> _Problem to solve_
Provide an exact copy of the data, excluding the images.

> _Provided data_
++++++++++
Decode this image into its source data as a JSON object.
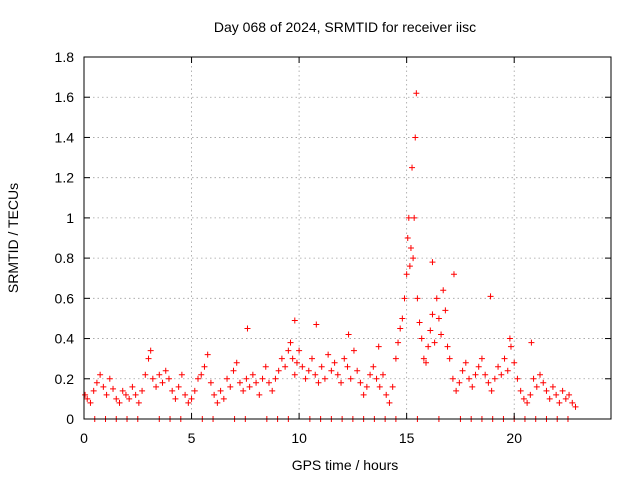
{
  "chart_data": {
    "type": "scatter",
    "title": "Day 068 of 2024, SRMTID for receiver iisc",
    "xlabel": "GPS time / hours",
    "ylabel": "SRMTID / TECUs",
    "xlim": [
      0,
      24.5
    ],
    "ylim": [
      0,
      1.8
    ],
    "xticks": [
      0,
      5,
      10,
      15,
      20
    ],
    "yticks": [
      0,
      0.2,
      0.4,
      0.6,
      0.8,
      1.0,
      1.2,
      1.4,
      1.6,
      1.8
    ],
    "xtick_labels": [
      "0",
      "5",
      "10",
      "15",
      "20"
    ],
    "ytick_labels": [
      "0",
      "0.2",
      "0.4",
      "0.6",
      "0.8",
      "1",
      "1.2",
      "1.4",
      "1.6",
      "1.8"
    ],
    "grid": true,
    "marker": "+",
    "marker_color": "#ff0000",
    "series": [
      {
        "name": "SRMTID",
        "x": [
          0.05,
          0.15,
          0.3,
          0.45,
          0.6,
          0.75,
          0.9,
          1.05,
          1.2,
          1.35,
          1.5,
          1.65,
          1.8,
          1.95,
          2.1,
          2.25,
          2.4,
          2.55,
          2.7,
          2.85,
          3.0,
          3.1,
          3.2,
          3.35,
          3.5,
          3.65,
          3.8,
          3.95,
          4.1,
          4.25,
          4.4,
          4.55,
          4.7,
          4.85,
          5.0,
          5.15,
          5.3,
          5.45,
          5.6,
          5.75,
          5.9,
          6.05,
          6.2,
          6.35,
          6.5,
          6.65,
          6.8,
          6.95,
          7.1,
          7.25,
          7.4,
          7.55,
          7.7,
          7.85,
          8.0,
          8.15,
          8.3,
          8.45,
          8.6,
          8.75,
          8.9,
          9.05,
          9.2,
          9.35,
          9.5,
          9.6,
          9.7,
          9.8,
          9.9,
          10.0,
          10.15,
          10.3,
          10.45,
          10.6,
          10.75,
          10.9,
          11.05,
          11.2,
          11.35,
          11.5,
          11.65,
          11.8,
          11.95,
          12.1,
          12.25,
          12.4,
          12.55,
          12.7,
          12.85,
          13.0,
          13.15,
          13.3,
          13.45,
          13.6,
          13.75,
          13.9,
          14.05,
          14.2,
          14.35,
          14.5,
          14.6,
          14.7,
          14.8,
          14.9,
          15.0,
          15.05,
          15.1,
          15.15,
          15.2,
          15.25,
          15.3,
          15.35,
          15.4,
          15.45,
          15.5,
          15.6,
          15.7,
          15.8,
          15.9,
          16.0,
          16.1,
          16.2,
          16.3,
          16.4,
          16.5,
          16.6,
          16.7,
          16.8,
          16.9,
          17.0,
          17.15,
          17.3,
          17.45,
          17.6,
          17.75,
          17.9,
          18.05,
          18.2,
          18.35,
          18.5,
          18.65,
          18.8,
          18.95,
          19.1,
          19.25,
          19.4,
          19.55,
          19.7,
          19.85,
          20.0,
          20.15,
          20.3,
          20.45,
          20.6,
          20.75,
          20.9,
          21.05,
          21.2,
          21.35,
          21.5,
          21.65,
          21.8,
          21.95,
          22.1,
          22.25,
          22.4,
          22.55,
          22.7,
          22.85,
          0.5,
          1.0,
          1.5,
          2.0,
          2.5,
          3.5,
          4.0,
          4.5,
          5.5,
          6.0,
          7.0,
          7.5,
          8.5,
          9.0,
          9.5,
          10.5,
          11.0,
          11.5,
          12.0,
          12.5,
          13.0,
          13.5,
          14.0,
          14.5,
          15.5,
          16.5,
          17.5,
          18.0,
          18.5,
          19.0,
          19.5,
          20.0,
          20.5,
          21.0,
          21.5,
          22.0,
          22.5,
          7.6,
          9.8,
          10.8,
          12.3,
          13.7,
          16.2,
          17.2,
          18.9,
          19.8,
          20.8
        ],
        "y": [
          0.12,
          0.1,
          0.08,
          0.14,
          0.18,
          0.22,
          0.16,
          0.12,
          0.2,
          0.15,
          0.1,
          0.08,
          0.14,
          0.12,
          0.1,
          0.16,
          0.12,
          0.08,
          0.14,
          0.22,
          0.3,
          0.34,
          0.2,
          0.16,
          0.22,
          0.18,
          0.24,
          0.2,
          0.14,
          0.1,
          0.16,
          0.22,
          0.12,
          0.08,
          0.1,
          0.14,
          0.2,
          0.22,
          0.26,
          0.32,
          0.18,
          0.12,
          0.08,
          0.14,
          0.1,
          0.2,
          0.16,
          0.24,
          0.28,
          0.18,
          0.14,
          0.2,
          0.16,
          0.22,
          0.18,
          0.12,
          0.2,
          0.26,
          0.18,
          0.14,
          0.2,
          0.24,
          0.3,
          0.26,
          0.34,
          0.38,
          0.3,
          0.22,
          0.28,
          0.34,
          0.26,
          0.2,
          0.24,
          0.3,
          0.22,
          0.18,
          0.26,
          0.2,
          0.32,
          0.24,
          0.28,
          0.22,
          0.18,
          0.3,
          0.26,
          0.2,
          0.34,
          0.24,
          0.18,
          0.12,
          0.16,
          0.22,
          0.26,
          0.2,
          0.16,
          0.22,
          0.12,
          0.08,
          0.16,
          0.3,
          0.38,
          0.45,
          0.5,
          0.6,
          0.72,
          0.9,
          1.0,
          0.76,
          0.85,
          1.25,
          0.8,
          1.0,
          1.4,
          1.62,
          0.6,
          0.48,
          0.4,
          0.3,
          0.28,
          0.36,
          0.44,
          0.52,
          0.38,
          0.6,
          0.5,
          0.42,
          0.64,
          0.54,
          0.36,
          0.3,
          0.2,
          0.14,
          0.18,
          0.24,
          0.28,
          0.2,
          0.16,
          0.22,
          0.26,
          0.3,
          0.22,
          0.18,
          0.14,
          0.2,
          0.26,
          0.22,
          0.3,
          0.24,
          0.36,
          0.28,
          0.2,
          0.14,
          0.1,
          0.08,
          0.12,
          0.2,
          0.16,
          0.22,
          0.18,
          0.14,
          0.1,
          0.16,
          0.12,
          0.08,
          0.14,
          0.1,
          0.12,
          0.08,
          0.06,
          0.0,
          0.0,
          0.0,
          0.0,
          0.0,
          0.0,
          0.0,
          0.0,
          0.0,
          0.0,
          0.0,
          0.0,
          0.0,
          0.0,
          0.0,
          0.0,
          0.0,
          0.0,
          0.0,
          0.0,
          0.0,
          0.0,
          0.0,
          0.0,
          0.0,
          0.0,
          0.0,
          0.0,
          0.0,
          0.0,
          0.0,
          0.0,
          0.0,
          0.0,
          0.0,
          0.0,
          0.0,
          0.45,
          0.49,
          0.47,
          0.42,
          0.36,
          0.78,
          0.72,
          0.61,
          0.4,
          0.38
        ]
      }
    ]
  }
}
++++++++++
> _Written reply_
Decode this image into its source data as a JSON object.
{
  "chart_data": {
    "type": "scatter",
    "title": "Day 068 of 2024, SRMTID for receiver iisc",
    "xlabel": "GPS time / hours",
    "ylabel": "SRMTID / TECUs",
    "xlim": [
      0,
      24.5
    ],
    "ylim": [
      0,
      1.8
    ],
    "xticks": [
      0,
      5,
      10,
      15,
      20
    ],
    "yticks": [
      0,
      0.2,
      0.4,
      0.6,
      0.8,
      1.0,
      1.2,
      1.4,
      1.6,
      1.8
    ],
    "xtick_labels": [
      "0",
      "5",
      "10",
      "15",
      "20"
    ],
    "ytick_labels": [
      "0",
      "0.2",
      "0.4",
      "0.6",
      "0.8",
      "1",
      "1.2",
      "1.4",
      "1.6",
      "1.8"
    ],
    "grid": true,
    "marker": "+",
    "marker_color": "#ff0000",
    "series": [
      {
        "name": "SRMTID",
        "x": [
          0.05,
          0.15,
          0.3,
          0.45,
          0.6,
          0.75,
          0.9,
          1.05,
          1.2,
          1.35,
          1.5,
          1.65,
          1.8,
          1.95,
          2.1,
          2.25,
          2.4,
          2.55,
          2.7,
          2.85,
          3.0,
          3.1,
          3.2,
          3.35,
          3.5,
          3.65,
          3.8,
          3.95,
          4.1,
          4.25,
          4.4,
          4.55,
          4.7,
          4.85,
          5.0,
          5.15,
          5.3,
          5.45,
          5.6,
          5.75,
          5.9,
          6.05,
          6.2,
          6.35,
          6.5,
          6.65,
          6.8,
          6.95,
          7.1,
          7.25,
          7.4,
          7.55,
          7.7,
          7.85,
          8.0,
          8.15,
          8.3,
          8.45,
          8.6,
          8.75,
          8.9,
          9.05,
          9.2,
          9.35,
          9.5,
          9.6,
          9.7,
          9.8,
          9.9,
          10.0,
          10.15,
          10.3,
          10.45,
          10.6,
          10.75,
          10.9,
          11.05,
          11.2,
          11.35,
          11.5,
          11.65,
          11.8,
          11.95,
          12.1,
          12.25,
          12.4,
          12.55,
          12.7,
          12.85,
          13.0,
          13.15,
          13.3,
          13.45,
          13.6,
          13.75,
          13.9,
          14.05,
          14.2,
          14.35,
          14.5,
          14.6,
          14.7,
          14.8,
          14.9,
          15.0,
          15.05,
          15.1,
          15.15,
          15.2,
          15.25,
          15.3,
          15.35,
          15.4,
          15.45,
          15.5,
          15.6,
          15.7,
          15.8,
          15.9,
          16.0,
          16.1,
          16.2,
          16.3,
          16.4,
          16.5,
          16.6,
          16.7,
          16.8,
          16.9,
          17.0,
          17.15,
          17.3,
          17.45,
          17.6,
          17.75,
          17.9,
          18.05,
          18.2,
          18.35,
          18.5,
          18.65,
          18.8,
          18.95,
          19.1,
          19.25,
          19.4,
          19.55,
          19.7,
          19.85,
          20.0,
          20.15,
          20.3,
          20.45,
          20.6,
          20.75,
          20.9,
          21.05,
          21.2,
          21.35,
          21.5,
          21.65,
          21.8,
          21.95,
          22.1,
          22.25,
          22.4,
          22.55,
          22.7,
          22.85,
          0.5,
          1.0,
          1.5,
          2.0,
          2.5,
          3.5,
          4.0,
          4.5,
          5.5,
          6.0,
          7.0,
          7.5,
          8.5,
          9.0,
          9.5,
          10.5,
          11.0,
          11.5,
          12.0,
          12.5,
          13.0,
          13.5,
          14.0,
          14.5,
          15.5,
          16.5,
          17.5,
          18.0,
          18.5,
          19.0,
          19.5,
          20.0,
          20.5,
          21.0,
          21.5,
          22.0,
          22.5,
          7.6,
          9.8,
          10.8,
          12.3,
          13.7,
          16.2,
          17.2,
          18.9,
          19.8,
          20.8
        ],
        "y": [
          0.12,
          0.1,
          0.08,
          0.14,
          0.18,
          0.22,
          0.16,
          0.12,
          0.2,
          0.15,
          0.1,
          0.08,
          0.14,
          0.12,
          0.1,
          0.16,
          0.12,
          0.08,
          0.14,
          0.22,
          0.3,
          0.34,
          0.2,
          0.16,
          0.22,
          0.18,
          0.24,
          0.2,
          0.14,
          0.1,
          0.16,
          0.22,
          0.12,
          0.08,
          0.1,
          0.14,
          0.2,
          0.22,
          0.26,
          0.32,
          0.18,
          0.12,
          0.08,
          0.14,
          0.1,
          0.2,
          0.16,
          0.24,
          0.28,
          0.18,
          0.14,
          0.2,
          0.16,
          0.22,
          0.18,
          0.12,
          0.2,
          0.26,
          0.18,
          0.14,
          0.2,
          0.24,
          0.3,
          0.26,
          0.34,
          0.38,
          0.3,
          0.22,
          0.28,
          0.34,
          0.26,
          0.2,
          0.24,
          0.3,
          0.22,
          0.18,
          0.26,
          0.2,
          0.32,
          0.24,
          0.28,
          0.22,
          0.18,
          0.3,
          0.26,
          0.2,
          0.34,
          0.24,
          0.18,
          0.12,
          0.16,
          0.22,
          0.26,
          0.2,
          0.16,
          0.22,
          0.12,
          0.08,
          0.16,
          0.3,
          0.38,
          0.45,
          0.5,
          0.6,
          0.72,
          0.9,
          1.0,
          0.76,
          0.85,
          1.25,
          0.8,
          1.0,
          1.4,
          1.62,
          0.6,
          0.48,
          0.4,
          0.3,
          0.28,
          0.36,
          0.44,
          0.52,
          0.38,
          0.6,
          0.5,
          0.42,
          0.64,
          0.54,
          0.36,
          0.3,
          0.2,
          0.14,
          0.18,
          0.24,
          0.28,
          0.2,
          0.16,
          0.22,
          0.26,
          0.3,
          0.22,
          0.18,
          0.14,
          0.2,
          0.26,
          0.22,
          0.3,
          0.24,
          0.36,
          0.28,
          0.2,
          0.14,
          0.1,
          0.08,
          0.12,
          0.2,
          0.16,
          0.22,
          0.18,
          0.14,
          0.1,
          0.16,
          0.12,
          0.08,
          0.14,
          0.1,
          0.12,
          0.08,
          0.06,
          0.0,
          0.0,
          0.0,
          0.0,
          0.0,
          0.0,
          0.0,
          0.0,
          0.0,
          0.0,
          0.0,
          0.0,
          0.0,
          0.0,
          0.0,
          0.0,
          0.0,
          0.0,
          0.0,
          0.0,
          0.0,
          0.0,
          0.0,
          0.0,
          0.0,
          0.0,
          0.0,
          0.0,
          0.0,
          0.0,
          0.0,
          0.0,
          0.0,
          0.0,
          0.0,
          0.0,
          0.0,
          0.45,
          0.49,
          0.47,
          0.42,
          0.36,
          0.78,
          0.72,
          0.61,
          0.4,
          0.38
        ]
      }
    ]
  }
}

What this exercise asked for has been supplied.